_Exercise task_:
Each record must be reproduced exactly as it is shown.

_Records provided_:
* Begin *

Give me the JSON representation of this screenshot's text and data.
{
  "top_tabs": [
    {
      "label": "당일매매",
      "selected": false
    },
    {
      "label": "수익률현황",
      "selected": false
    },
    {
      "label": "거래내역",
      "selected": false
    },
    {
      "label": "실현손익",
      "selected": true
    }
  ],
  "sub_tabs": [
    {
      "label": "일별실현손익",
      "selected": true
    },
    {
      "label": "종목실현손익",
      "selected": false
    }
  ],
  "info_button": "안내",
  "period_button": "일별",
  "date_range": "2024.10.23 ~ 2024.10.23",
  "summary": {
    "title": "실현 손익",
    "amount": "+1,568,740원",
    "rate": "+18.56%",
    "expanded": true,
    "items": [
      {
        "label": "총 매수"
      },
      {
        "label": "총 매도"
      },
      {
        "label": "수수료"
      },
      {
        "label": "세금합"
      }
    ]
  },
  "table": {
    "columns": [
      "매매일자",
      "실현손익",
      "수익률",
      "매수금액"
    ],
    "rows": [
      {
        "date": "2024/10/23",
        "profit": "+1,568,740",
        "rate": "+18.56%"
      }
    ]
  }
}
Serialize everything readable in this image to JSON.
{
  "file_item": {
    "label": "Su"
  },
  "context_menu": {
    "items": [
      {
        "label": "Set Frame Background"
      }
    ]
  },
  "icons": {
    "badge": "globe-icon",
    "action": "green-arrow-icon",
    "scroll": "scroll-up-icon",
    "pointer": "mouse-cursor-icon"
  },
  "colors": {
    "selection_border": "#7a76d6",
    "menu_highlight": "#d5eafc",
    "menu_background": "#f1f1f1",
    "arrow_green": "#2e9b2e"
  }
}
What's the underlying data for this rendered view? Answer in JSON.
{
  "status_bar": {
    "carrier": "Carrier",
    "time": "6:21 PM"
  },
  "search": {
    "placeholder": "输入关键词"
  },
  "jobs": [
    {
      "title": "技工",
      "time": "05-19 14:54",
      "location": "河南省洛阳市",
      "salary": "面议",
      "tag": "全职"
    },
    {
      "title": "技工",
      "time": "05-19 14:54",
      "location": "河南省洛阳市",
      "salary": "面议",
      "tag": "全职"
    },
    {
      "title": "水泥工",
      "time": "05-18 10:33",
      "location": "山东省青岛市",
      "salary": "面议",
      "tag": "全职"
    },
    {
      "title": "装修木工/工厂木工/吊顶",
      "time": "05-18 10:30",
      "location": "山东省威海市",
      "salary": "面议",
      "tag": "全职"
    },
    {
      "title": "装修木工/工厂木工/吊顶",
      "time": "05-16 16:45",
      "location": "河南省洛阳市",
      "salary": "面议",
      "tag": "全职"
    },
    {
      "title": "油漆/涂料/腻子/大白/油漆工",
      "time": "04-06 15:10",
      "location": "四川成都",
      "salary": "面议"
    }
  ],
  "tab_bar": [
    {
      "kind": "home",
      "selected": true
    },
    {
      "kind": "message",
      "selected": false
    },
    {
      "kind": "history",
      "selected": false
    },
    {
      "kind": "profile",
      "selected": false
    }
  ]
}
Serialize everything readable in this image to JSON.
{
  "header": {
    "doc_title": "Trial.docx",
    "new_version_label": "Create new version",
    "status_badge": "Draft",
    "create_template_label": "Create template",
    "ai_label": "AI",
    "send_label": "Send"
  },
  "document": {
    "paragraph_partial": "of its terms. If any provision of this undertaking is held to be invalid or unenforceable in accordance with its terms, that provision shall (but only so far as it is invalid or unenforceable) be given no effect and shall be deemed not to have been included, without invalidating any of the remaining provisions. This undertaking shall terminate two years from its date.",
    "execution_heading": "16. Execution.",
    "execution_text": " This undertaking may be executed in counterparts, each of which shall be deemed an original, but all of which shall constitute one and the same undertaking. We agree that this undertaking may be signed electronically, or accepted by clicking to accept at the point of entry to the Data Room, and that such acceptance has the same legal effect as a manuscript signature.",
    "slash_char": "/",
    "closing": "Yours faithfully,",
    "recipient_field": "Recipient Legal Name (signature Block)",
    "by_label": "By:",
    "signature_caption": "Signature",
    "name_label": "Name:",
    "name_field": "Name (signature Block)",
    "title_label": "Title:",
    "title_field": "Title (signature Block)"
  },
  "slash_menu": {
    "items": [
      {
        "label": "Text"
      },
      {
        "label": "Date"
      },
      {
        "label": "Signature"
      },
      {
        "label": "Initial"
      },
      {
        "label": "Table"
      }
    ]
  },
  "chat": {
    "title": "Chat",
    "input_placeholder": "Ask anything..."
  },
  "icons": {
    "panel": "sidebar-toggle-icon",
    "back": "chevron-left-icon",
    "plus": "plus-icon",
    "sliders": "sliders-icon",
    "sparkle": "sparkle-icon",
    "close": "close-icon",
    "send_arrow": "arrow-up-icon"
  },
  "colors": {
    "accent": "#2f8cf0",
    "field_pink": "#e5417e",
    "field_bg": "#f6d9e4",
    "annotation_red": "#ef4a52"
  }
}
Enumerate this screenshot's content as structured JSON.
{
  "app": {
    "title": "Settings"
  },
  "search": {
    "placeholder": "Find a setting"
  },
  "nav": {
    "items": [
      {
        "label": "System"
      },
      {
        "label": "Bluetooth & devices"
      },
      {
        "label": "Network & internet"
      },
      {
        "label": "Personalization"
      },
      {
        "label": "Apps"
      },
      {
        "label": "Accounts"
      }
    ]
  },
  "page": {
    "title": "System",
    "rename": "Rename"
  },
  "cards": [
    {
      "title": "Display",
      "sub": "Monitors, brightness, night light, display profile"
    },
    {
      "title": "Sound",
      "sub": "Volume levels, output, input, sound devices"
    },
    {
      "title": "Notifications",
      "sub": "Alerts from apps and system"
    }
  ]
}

* End *

_Result of the exercise_:
Give me the JSON representation of this screenshot's text and data.
{
  "top_tabs": [
    {
      "label": "당일매매",
      "selected": false
    },
    {
      "label": "수익률현황",
      "selected": false
    },
    {
      "label": "거래내역",
      "selected": false
    },
    {
      "label": "실현손익",
      "selected": true
    }
  ],
  "sub_tabs": [
    {
      "label": "일별실현손익",
      "selected": true
    },
    {
      "label": "종목실현손익",
      "selected": false
    }
  ],
  "info_button": "안내",
  "period_button": "일별",
  "date_range": "2024.10.23 ~ 2024.10.23",
  "summary": {
    "title": "실현 손익",
    "amount": "+1,568,740원",
    "rate": "+18.56%",
    "expanded": true,
    "items": [
      {
        "label": "총 매수"
      },
      {
        "label": "총 매도"
      },
      {
        "label": "수수료"
      },
      {
        "label": "세금합"
      }
    ]
  },
  "table": {
    "columns": [
      "매매일자",
      "실현손익",
      "수익률",
      "매수금액"
    ],
    "rows": [
      {
        "date": "2024/10/23",
        "profit": "+1,568,740",
        "rate": "+18.56%"
      }
    ]
  }
}
Serialize everything readable in this image to JSON.
{
  "file_item": {
    "label": "Su"
  },
  "context_menu": {
    "items": [
      {
        "label": "Set Frame Background"
      }
    ]
  },
  "icons": {
    "badge": "globe-icon",
    "action": "green-arrow-icon",
    "scroll": "scroll-up-icon",
    "pointer": "mouse-cursor-icon"
  },
  "colors": {
    "selection_border": "#7a76d6",
    "menu_highlight": "#d5eafc",
    "menu_background": "#f1f1f1",
    "arrow_green": "#2e9b2e"
  }
}
What's the underlying data for this rendered view? Answer in JSON.
{
  "status_bar": {
    "carrier": "Carrier",
    "time": "6:21 PM"
  },
  "search": {
    "placeholder": "输入关键词"
  },
  "jobs": [
    {
      "title": "技工",
      "time": "05-19 14:54",
      "location": "河南省洛阳市",
      "salary": "面议",
      "tag": "全职"
    },
    {
      "title": "技工",
      "time": "05-19 14:54",
      "location": "河南省洛阳市",
      "salary": "面议",
      "tag": "全职"
    },
    {
      "title": "水泥工",
      "time": "05-18 10:33",
      "location": "山东省青岛市",
      "salary": "面议",
      "tag": "全职"
    },
    {
      "title": "装修木工/工厂木工/吊顶",
      "time": "05-18 10:30",
      "location": "山东省威海市",
      "salary": "面议",
      "tag": "全职"
    },
    {
      "title": "装修木工/工厂木工/吊顶",
      "time": "05-16 16:45",
      "location": "河南省洛阳市",
      "salary": "面议",
      "tag": "全职"
    },
    {
      "title": "油漆/涂料/腻子/大白/油漆工",
      "time": "04-06 15:10",
      "location": "四川成都",
      "salary": "面议"
    }
  ],
  "tab_bar": [
    {
      "kind": "home",
      "selected": true
    },
    {
      "kind": "message",
      "selected": false
    },
    {
      "kind": "history",
      "selected": false
    },
    {
      "kind": "profile",
      "selected": false
    }
  ]
}
Serialize everything readable in this image to JSON.
{
  "header": {
    "doc_title": "Trial.docx",
    "new_version_label": "Create new version",
    "status_badge": "Draft",
    "create_template_label": "Create template",
    "ai_label": "AI",
    "send_label": "Send"
  },
  "document": {
    "paragraph_partial": "of its terms. If any provision of this undertaking is held to be invalid or unenforceable in accordance with its terms, that provision shall (but only so far as it is invalid or unenforceable) be given no effect and shall be deemed not to have been included, without invalidating any of the remaining provisions. This undertaking shall terminate two years from its date.",
    "execution_heading": "16. Execution.",
    "execution_text": " This undertaking may be executed in counterparts, each of which shall be deemed an original, but all of which shall constitute one and the same undertaking. We agree that this undertaking may be signed electronically, or accepted by clicking to accept at the point of entry to the Data Room, and that such acceptance has the same legal effect as a manuscript signature.",
    "slash_char": "/",
    "closing": "Yours faithfully,",
    "recipient_field": "Recipient Legal Name (signature Block)",
    "by_label": "By:",
    "signature_caption": "Signature",
    "name_label": "Name:",
    "name_field": "Name (signature Block)",
    "title_label": "Title:",
    "title_field": "Title (signature Block)"
  },
  "slash_menu": {
    "items": [
      {
        "label": "Text"
      },
      {
        "label": "Date"
      },
      {
        "label": "Signature"
      },
      {
        "label": "Initial"
      },
      {
        "label": "Table"
      }
    ]
  },
  "chat": {
    "title": "Chat",
    "input_placeholder": "Ask anything..."
  },
  "icons": {
    "panel": "sidebar-toggle-icon",
    "back": "chevron-left-icon",
    "plus": "plus-icon",
    "sliders": "sliders-icon",
    "sparkle": "sparkle-icon",
    "close": "close-icon",
    "send_arrow": "arrow-up-icon"
  },
  "colors": {
    "accent": "#2f8cf0",
    "field_pink": "#e5417e",
    "field_bg": "#f6d9e4",
    "annotation_red": "#ef4a52"
  }
}
Enumerate this screenshot's content as structured JSON.
{
  "app": {
    "title": "Settings"
  },
  "search": {
    "placeholder": "Find a setting"
  },
  "nav": {
    "items": [
      {
        "label": "System"
      },
      {
        "label": "Bluetooth & devices"
      },
      {
        "label": "Network & internet"
      },
      {
        "label": "Personalization"
      },
      {
        "label": "Apps"
      },
      {
        "label": "Accounts"
      }
    ]
  },
  "page": {
    "title": "System",
    "rename": "Rename"
  },
  "cards": [
    {
      "title": "Display",
      "sub": "Monitors, brightness, night light, display profile"
    },
    {
      "title": "Sound",
      "sub": "Volume levels, output, input, sound devices"
    },
    {
      "title": "Notifications",
      "sub": "Alerts from apps and system"
    }
  ]
}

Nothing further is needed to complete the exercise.